- _What this task involves_: Your task is to copy each line that has the word "voie".

Collected data:
◆ ◆ ◆ ◆ ◆

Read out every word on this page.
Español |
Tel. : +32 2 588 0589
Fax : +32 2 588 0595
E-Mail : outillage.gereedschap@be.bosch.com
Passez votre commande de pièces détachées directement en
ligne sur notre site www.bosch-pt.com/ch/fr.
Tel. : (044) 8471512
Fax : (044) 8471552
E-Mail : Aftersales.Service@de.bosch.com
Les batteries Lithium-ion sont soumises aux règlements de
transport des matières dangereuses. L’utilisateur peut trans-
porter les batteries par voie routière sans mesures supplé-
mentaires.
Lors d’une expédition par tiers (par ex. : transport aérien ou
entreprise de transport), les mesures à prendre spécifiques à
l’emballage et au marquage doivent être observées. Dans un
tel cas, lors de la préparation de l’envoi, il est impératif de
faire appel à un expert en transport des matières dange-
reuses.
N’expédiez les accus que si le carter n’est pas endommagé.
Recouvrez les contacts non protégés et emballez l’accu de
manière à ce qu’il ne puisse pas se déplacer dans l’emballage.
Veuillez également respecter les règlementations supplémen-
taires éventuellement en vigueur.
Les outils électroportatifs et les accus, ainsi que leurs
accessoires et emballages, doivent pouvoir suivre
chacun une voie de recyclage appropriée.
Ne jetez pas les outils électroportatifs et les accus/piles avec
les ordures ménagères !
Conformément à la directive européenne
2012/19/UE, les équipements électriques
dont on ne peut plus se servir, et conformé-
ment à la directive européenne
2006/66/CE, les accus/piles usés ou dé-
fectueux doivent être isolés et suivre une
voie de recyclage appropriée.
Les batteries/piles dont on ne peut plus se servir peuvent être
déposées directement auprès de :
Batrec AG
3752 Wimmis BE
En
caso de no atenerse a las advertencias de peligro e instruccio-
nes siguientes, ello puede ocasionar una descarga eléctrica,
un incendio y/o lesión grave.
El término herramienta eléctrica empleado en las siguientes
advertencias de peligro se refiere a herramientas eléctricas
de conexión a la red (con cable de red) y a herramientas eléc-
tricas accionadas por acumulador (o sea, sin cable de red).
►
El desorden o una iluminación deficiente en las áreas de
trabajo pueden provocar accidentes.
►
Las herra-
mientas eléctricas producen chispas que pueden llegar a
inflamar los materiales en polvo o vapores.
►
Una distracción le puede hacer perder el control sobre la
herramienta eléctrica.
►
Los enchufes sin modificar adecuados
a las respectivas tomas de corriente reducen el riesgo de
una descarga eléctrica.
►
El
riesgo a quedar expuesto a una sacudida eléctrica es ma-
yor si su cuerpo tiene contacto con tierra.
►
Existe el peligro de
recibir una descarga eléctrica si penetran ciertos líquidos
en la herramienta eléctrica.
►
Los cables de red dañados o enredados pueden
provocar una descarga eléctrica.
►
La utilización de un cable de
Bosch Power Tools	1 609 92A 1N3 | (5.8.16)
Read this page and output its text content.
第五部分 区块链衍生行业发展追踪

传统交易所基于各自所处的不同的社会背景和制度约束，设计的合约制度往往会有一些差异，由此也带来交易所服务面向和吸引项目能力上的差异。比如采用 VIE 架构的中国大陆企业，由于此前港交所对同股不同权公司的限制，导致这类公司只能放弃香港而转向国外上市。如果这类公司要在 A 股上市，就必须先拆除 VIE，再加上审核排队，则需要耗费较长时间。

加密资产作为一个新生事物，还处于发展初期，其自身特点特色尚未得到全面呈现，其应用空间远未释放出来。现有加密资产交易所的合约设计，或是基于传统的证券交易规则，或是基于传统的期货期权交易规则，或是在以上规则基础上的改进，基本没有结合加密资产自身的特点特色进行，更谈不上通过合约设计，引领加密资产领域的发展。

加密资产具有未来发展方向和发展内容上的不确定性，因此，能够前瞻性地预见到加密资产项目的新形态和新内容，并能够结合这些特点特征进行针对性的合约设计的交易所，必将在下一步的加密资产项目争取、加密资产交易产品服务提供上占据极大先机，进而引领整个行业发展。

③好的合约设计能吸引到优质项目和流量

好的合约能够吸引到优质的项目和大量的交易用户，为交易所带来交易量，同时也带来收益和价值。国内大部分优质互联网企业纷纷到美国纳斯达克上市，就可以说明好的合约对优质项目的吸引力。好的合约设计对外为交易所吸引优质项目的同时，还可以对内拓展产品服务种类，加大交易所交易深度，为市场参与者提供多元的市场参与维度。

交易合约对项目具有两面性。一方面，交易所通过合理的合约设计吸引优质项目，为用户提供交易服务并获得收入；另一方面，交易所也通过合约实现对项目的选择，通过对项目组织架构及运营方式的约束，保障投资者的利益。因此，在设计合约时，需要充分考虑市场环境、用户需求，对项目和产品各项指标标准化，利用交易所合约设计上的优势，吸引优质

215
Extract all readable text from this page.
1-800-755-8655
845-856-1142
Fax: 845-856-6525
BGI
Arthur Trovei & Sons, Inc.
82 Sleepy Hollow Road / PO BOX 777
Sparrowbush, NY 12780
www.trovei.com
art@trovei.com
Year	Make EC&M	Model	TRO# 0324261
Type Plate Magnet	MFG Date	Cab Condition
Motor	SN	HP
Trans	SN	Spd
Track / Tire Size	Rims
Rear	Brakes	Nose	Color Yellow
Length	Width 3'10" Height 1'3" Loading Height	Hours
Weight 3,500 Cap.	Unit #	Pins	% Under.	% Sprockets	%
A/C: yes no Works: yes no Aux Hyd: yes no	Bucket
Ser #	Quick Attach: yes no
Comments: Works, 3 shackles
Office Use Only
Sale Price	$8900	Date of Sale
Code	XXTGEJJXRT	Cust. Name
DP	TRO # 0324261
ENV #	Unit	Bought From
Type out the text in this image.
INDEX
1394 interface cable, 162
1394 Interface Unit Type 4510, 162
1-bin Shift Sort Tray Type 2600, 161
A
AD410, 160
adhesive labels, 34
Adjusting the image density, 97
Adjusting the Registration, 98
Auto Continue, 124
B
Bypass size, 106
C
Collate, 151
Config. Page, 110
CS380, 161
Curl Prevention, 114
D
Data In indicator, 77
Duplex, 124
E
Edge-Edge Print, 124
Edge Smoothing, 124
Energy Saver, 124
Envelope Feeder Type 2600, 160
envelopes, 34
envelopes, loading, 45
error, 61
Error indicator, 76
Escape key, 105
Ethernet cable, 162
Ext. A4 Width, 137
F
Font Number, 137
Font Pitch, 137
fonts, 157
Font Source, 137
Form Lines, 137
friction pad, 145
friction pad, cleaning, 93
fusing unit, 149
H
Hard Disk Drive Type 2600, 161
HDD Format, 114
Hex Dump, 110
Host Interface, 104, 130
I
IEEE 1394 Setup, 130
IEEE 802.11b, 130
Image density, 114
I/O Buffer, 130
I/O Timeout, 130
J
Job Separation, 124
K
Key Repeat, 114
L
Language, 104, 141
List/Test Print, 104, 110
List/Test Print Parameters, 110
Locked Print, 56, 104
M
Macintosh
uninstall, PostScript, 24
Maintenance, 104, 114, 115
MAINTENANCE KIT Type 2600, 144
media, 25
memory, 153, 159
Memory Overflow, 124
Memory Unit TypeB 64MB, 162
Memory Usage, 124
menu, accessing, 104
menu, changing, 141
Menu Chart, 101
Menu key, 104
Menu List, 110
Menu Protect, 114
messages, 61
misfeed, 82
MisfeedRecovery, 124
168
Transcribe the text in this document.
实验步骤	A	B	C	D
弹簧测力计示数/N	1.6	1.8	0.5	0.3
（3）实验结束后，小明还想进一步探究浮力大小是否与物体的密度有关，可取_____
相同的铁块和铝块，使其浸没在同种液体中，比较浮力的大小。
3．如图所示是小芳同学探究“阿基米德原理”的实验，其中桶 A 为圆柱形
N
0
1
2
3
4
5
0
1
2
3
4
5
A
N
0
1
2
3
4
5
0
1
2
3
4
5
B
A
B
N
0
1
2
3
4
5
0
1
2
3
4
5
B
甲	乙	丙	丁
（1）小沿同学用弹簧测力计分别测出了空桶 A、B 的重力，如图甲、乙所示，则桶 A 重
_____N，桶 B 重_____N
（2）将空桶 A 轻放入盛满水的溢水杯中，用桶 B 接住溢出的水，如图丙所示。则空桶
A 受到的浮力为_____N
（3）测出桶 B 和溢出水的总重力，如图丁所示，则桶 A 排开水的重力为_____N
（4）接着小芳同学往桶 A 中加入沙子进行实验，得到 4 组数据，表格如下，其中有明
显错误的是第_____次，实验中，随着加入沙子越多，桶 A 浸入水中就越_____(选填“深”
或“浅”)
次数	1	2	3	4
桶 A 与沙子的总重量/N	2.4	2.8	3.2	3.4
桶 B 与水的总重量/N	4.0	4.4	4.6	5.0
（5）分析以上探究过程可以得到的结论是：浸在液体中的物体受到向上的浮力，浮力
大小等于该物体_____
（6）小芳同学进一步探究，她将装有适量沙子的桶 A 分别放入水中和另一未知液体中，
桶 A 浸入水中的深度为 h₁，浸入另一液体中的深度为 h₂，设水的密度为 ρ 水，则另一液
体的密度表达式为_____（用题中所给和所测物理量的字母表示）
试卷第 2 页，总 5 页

◆ ◆ ◆ ◆ ◆

- _Solved exercise_:
porter les batteries par voie routière sans mesures supplé-
chacun une voie de recyclage appropriée.
voie de recyclage appropriée.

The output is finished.